Task details: Your task is to copy each line that has the word "dans".

Task inputs:
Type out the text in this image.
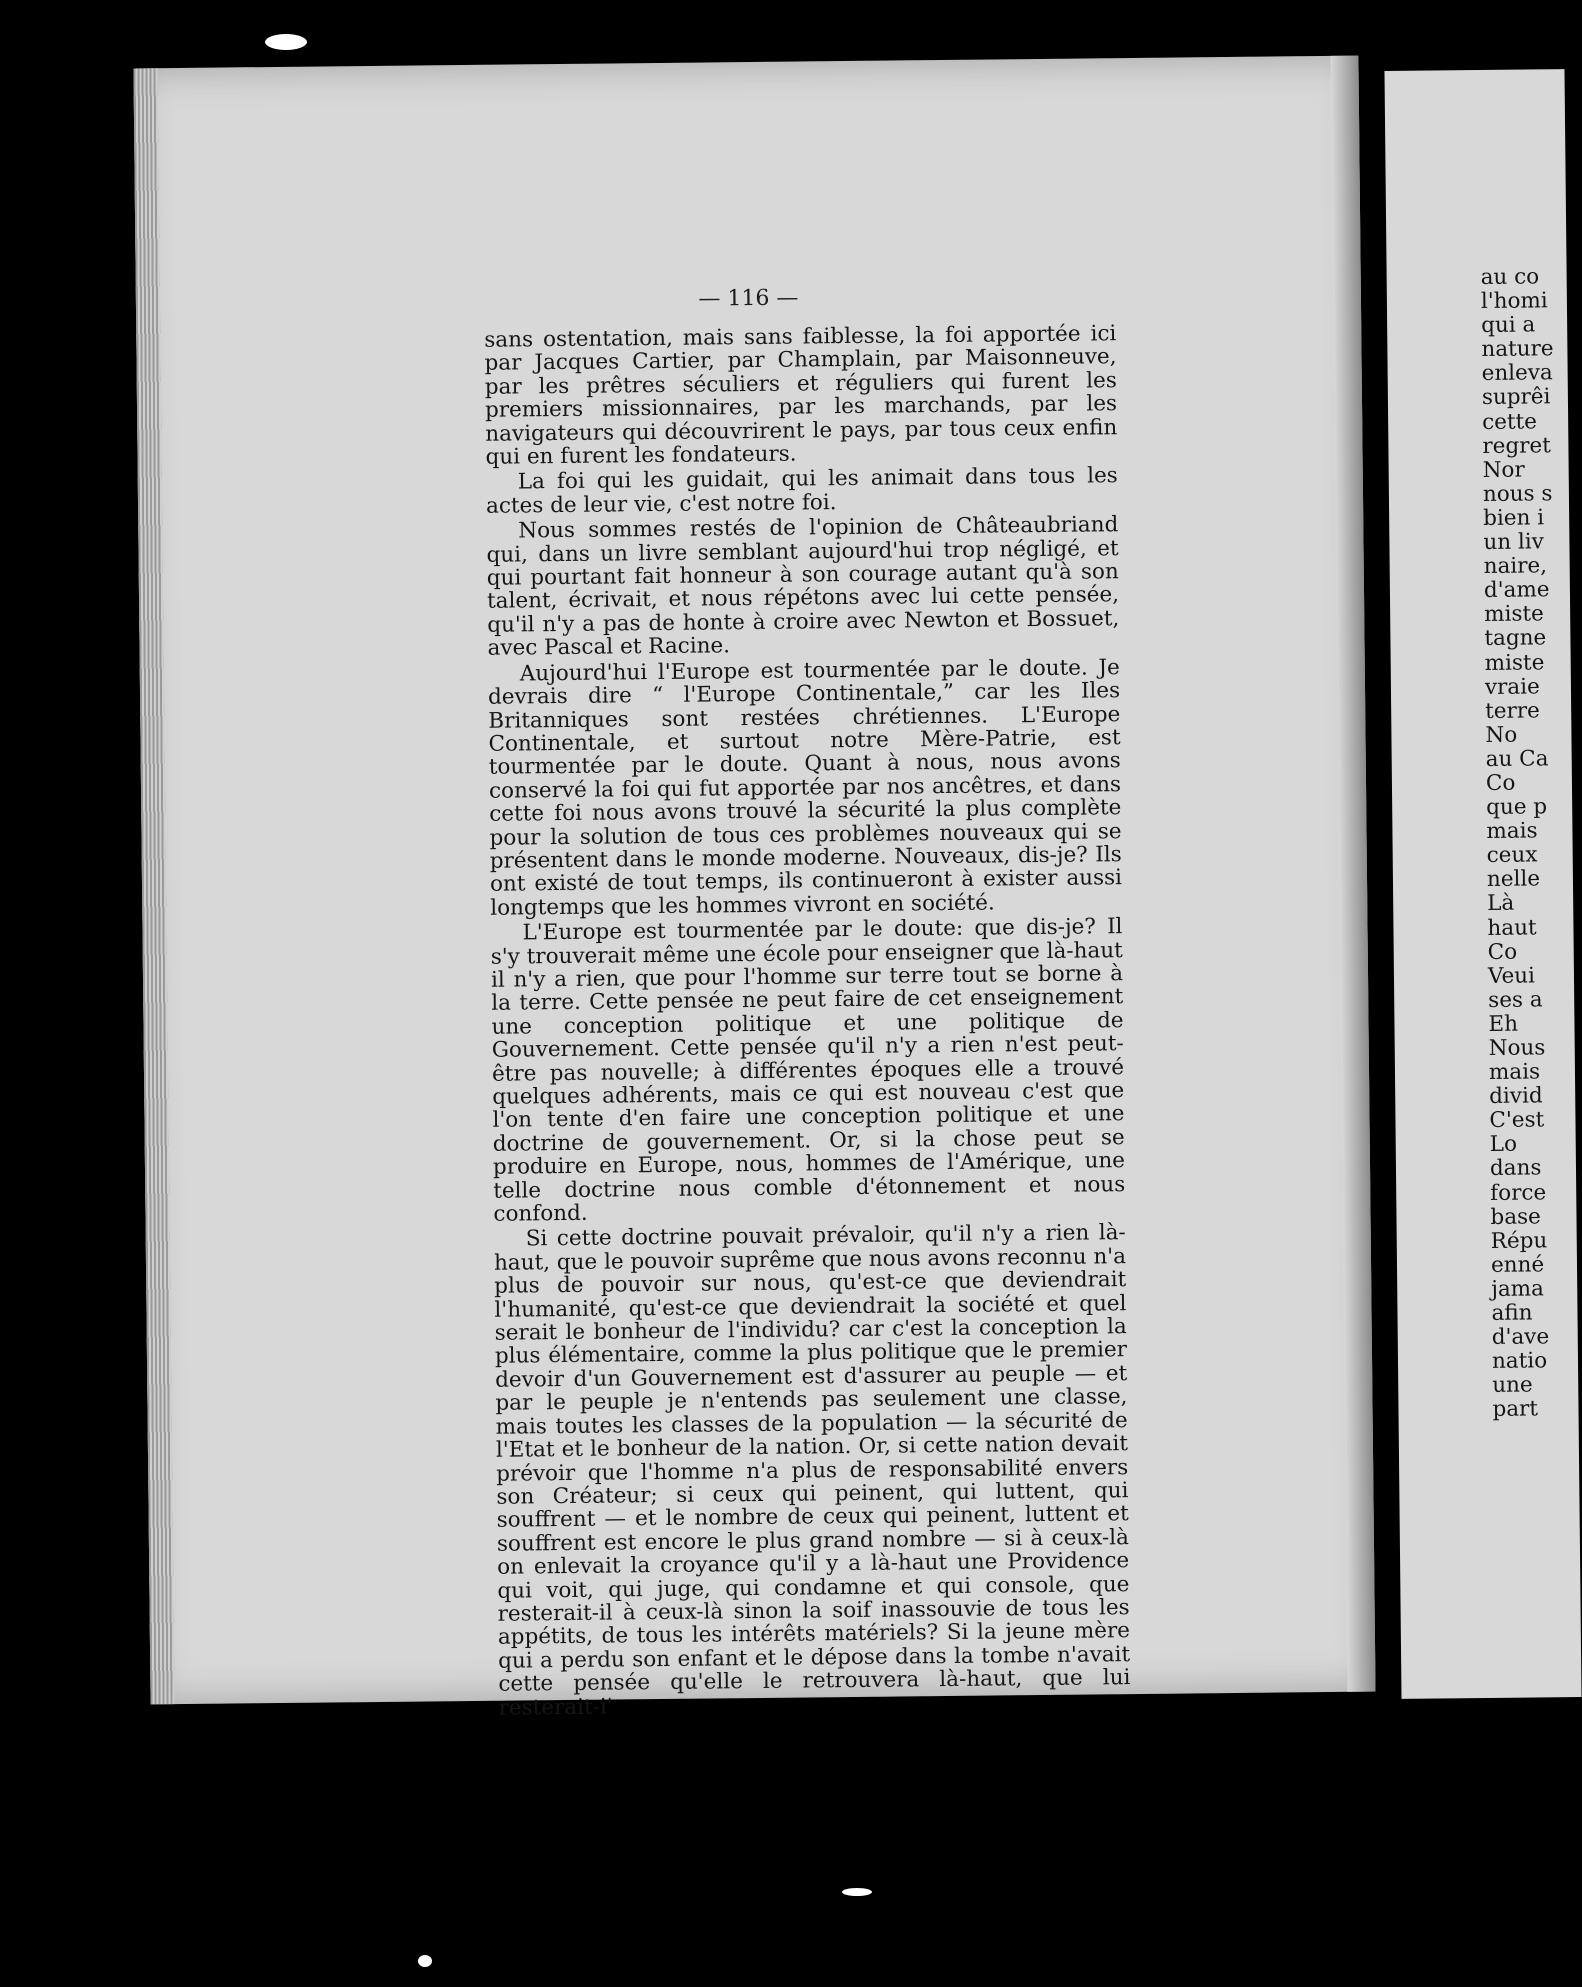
— 116 —

sans ostentation, mais sans faiblesse, la foi apportée ici par Jacques Cartier, par Champlain, par Maisonneuve, par les prêtres séculiers et réguliers qui furent les premiers missionnaires, par les marchands, par les navigateurs qui découvrirent le pays, par tous ceux enfin qui en furent les fondateurs.

La foi qui les guidait, qui les animait dans tous les actes de leur vie, c'est notre foi.

Nous sommes restés de l'opinion de Châteaubriand qui, dans un livre semblant aujourd'hui trop négligé, et qui pourtant fait honneur à son courage autant qu'à son talent, écrivait, et nous répétons avec lui cette pensée, qu'il n'y a pas de honte à croire avec Newton et Bossuet, avec Pascal et Racine.

Aujourd'hui l'Europe est tourmentée par le doute. Je devrais dire “ l'Europe Continentale,” car les Iles Britanniques sont restées chrétiennes. L'Europe Continentale, et surtout notre Mère-Patrie, est tourmentée par le doute. Quant à nous, nous avons conservé la foi qui fut apportée par nos ancêtres, et dans cette foi nous avons trouvé la sécurité la plus complète pour la solution de tous ces problèmes nouveaux qui se présentent dans le monde moderne. Nouveaux, dis-je? Ils ont existé de tout temps, ils continueront à exister aussi longtemps que les hommes vivront en société.

L'Europe est tourmentée par le doute: que dis-je? Il s'y trouverait même une école pour enseigner que là-haut il n'y a rien, que pour l'homme sur terre tout se borne à la terre. Cette pensée ne peut faire de cet enseignement une conception politique et une politique de Gouvernement. Cette pensée qu'il n'y a rien n'est peut-être pas nouvelle; à différentes époques elle a trouvé quelques adhérents, mais ce qui est nouveau c'est que l'on tente d'en faire une conception politique et une doctrine de gouvernement. Or, si la chose peut se produire en Europe, nous, hommes de l'Amérique, une telle doctrine nous comble d'étonnement et nous confond.

Si cette doctrine pouvait prévaloir, qu'il n'y a rien là-haut, que le pouvoir suprême que nous avons reconnu n'a plus de pouvoir sur nous, qu'est-ce que deviendrait l'humanité, qu'est-ce que deviendrait la société et quel serait le bonheur de l'individu? car c'est la conception la plus élémentaire, comme la plus politique que le premier devoir d'un Gouvernement est d'assurer au peuple — et par le peuple je n'entends pas seulement une classe, mais toutes les classes de la population — la sécurité de l'Etat et le bonheur de la nation. Or, si cette nation devait prévoir que l'homme n'a plus de responsabilité envers son Créateur; si ceux qui peinent, qui luttent, qui souffrent — et le nombre de ceux qui peinent, luttent et souffrent est encore le plus grand nombre — si à ceux-là on enlevait la croyance qu'il y a là-haut une Providence qui voit, qui juge, qui condamne et qui console, que resterait-il à ceux-là sinon la soif inassouvie de tous les appétits, de tous les intérêts matériels? Si la jeune mère qui a perdu son enfant et le dépose dans la tombe n'avait cette pensée qu'elle le retrouvera là-haut, que lui resterait-i'

au co
l'homi
qui a
nature
enleva
suprêi
cette
regret
Nor
nous s
bien i
un liv
naire,
d'ame
miste
tagne
miste
vraie
terre
No
au Ca
Co
que p
mais
ceux
nelle
Là
haut
Co
Veui
ses a
Eh
Nous
mais
divid
C'est
Lo
dans
force
base
Répu
enné
jama
afin
d'ave
natio
une
part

Task answer:
La foi qui les guidait, qui les animait dans tous les actes de leur vie, c'est notre foi.
Nous sommes restés de l'opinion de Châteaubriand qui, dans un livre semblant aujourd'hui trop négligé, et qui pourtant fait honneur à son courage autant qu'à son talent, écrivait, et nous répétons avec lui cette pensée, qu'il n'y a pas de honte à croire avec Newton et Bossuet, avec Pascal et Racine.
Aujourd'hui l'Europe est tourmentée par le doute. Je devrais dire “ l'Europe Continentale,” car les Iles Britanniques sont restées chrétiennes. L'Europe Continentale, et surtout notre Mère-Patrie, est tourmentée par le doute. Quant à nous, nous avons conservé la foi qui fut apportée par nos ancêtres, et dans cette foi nous avons trouvé la sécurité la plus complète pour la solution de tous ces problèmes nouveaux qui se présentent dans le monde moderne. Nouveaux, dis-je? Ils ont existé de tout temps, ils continueront à exister aussi longtemps que les hommes vivront en société.
Si cette doctrine pouvait prévaloir, qu'il n'y a rien là-haut, que le pouvoir suprême que nous avons reconnu n'a plus de pouvoir sur nous, qu'est-ce que deviendrait l'humanité, qu'est-ce que deviendrait la société et quel serait le bonheur de l'individu? car c'est la conception la plus élémentaire, comme la plus politique que le premier devoir d'un Gouvernement est d'assurer au peuple — et par le peuple je n'entends pas seulement une classe, mais toutes les classes de la population — la sécurité de l'Etat et le bonheur de la nation. Or, si cette nation devait prévoir que l'homme n'a plus de responsabilité envers son Créateur; si ceux qui peinent, qui luttent, qui souffrent — et le nombre de ceux qui peinent, luttent et souffrent est encore le plus grand nombre — si à ceux-là on enlevait la croyance qu'il y a là-haut une Providence qui voit, qui juge, qui condamne et qui console, que resterait-il à ceux-là sinon la soif inassouvie de tous les appétits, de tous les intérêts matériels? Si la jeune mère qui a perdu son enfant et le dépose dans la tombe n'avait cette pensée qu'elle le retrouvera là-haut, que lui resterait-i'
dans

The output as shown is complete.